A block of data
----------------

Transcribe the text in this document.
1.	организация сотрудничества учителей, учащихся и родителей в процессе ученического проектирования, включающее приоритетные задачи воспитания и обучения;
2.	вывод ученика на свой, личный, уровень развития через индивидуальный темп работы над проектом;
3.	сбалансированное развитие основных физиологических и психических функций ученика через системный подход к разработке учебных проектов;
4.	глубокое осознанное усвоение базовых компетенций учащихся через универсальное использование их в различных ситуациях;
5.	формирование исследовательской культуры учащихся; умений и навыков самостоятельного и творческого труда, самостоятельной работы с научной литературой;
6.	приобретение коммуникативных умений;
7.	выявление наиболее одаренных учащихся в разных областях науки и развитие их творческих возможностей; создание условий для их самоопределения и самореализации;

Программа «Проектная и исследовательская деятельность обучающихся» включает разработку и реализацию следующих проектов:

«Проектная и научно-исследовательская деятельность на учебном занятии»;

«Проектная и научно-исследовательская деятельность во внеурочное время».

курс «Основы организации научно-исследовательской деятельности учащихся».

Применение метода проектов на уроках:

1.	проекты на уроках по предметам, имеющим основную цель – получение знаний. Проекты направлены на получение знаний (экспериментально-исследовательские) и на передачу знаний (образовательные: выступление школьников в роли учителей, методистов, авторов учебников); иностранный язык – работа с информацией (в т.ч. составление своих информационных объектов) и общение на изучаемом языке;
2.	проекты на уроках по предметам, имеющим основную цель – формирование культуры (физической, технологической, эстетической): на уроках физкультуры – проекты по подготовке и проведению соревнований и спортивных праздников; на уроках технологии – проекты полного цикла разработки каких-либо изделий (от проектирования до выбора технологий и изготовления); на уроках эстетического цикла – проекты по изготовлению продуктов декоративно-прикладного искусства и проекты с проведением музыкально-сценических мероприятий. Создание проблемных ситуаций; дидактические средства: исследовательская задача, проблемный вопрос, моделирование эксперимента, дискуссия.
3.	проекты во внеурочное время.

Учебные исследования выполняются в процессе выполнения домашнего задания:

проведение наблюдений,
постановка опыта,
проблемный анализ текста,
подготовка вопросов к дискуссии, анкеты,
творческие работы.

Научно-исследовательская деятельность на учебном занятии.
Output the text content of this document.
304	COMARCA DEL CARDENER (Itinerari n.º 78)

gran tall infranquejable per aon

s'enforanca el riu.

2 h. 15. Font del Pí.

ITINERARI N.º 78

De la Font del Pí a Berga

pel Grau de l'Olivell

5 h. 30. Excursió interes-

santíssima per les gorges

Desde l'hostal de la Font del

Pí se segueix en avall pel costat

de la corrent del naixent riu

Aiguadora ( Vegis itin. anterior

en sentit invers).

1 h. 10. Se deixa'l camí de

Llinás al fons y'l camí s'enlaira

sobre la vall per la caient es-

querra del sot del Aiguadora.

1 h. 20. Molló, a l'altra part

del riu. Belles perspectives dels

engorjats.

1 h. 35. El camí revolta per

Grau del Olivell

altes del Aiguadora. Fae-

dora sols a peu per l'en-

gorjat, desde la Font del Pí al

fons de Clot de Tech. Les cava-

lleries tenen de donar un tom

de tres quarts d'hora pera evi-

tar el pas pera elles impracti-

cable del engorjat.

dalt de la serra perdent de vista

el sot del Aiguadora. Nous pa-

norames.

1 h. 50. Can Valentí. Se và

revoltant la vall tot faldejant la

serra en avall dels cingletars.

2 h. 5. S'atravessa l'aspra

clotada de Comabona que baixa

----------------

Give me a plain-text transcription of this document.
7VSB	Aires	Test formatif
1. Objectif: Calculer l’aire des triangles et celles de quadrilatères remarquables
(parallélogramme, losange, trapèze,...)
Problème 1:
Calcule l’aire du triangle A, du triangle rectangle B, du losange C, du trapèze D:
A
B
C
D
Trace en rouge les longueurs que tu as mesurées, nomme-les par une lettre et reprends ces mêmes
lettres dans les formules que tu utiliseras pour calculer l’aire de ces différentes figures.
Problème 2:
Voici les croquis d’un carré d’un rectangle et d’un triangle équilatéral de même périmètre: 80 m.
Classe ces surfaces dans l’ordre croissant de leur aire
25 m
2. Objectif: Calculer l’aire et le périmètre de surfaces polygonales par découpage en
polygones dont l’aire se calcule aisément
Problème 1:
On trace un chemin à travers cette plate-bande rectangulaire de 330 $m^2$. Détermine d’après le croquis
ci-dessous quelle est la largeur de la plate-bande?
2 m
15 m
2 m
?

----------------

• [TASK]
Which lines hold the word "Font"? Copy each of them from the records.

• [TASK OUTPUT]
2 h. 15. Font del Pí.
De la Font del Pí a Berga
Desde l'hostal de la Font del
gorjat, desde la Font del Pí al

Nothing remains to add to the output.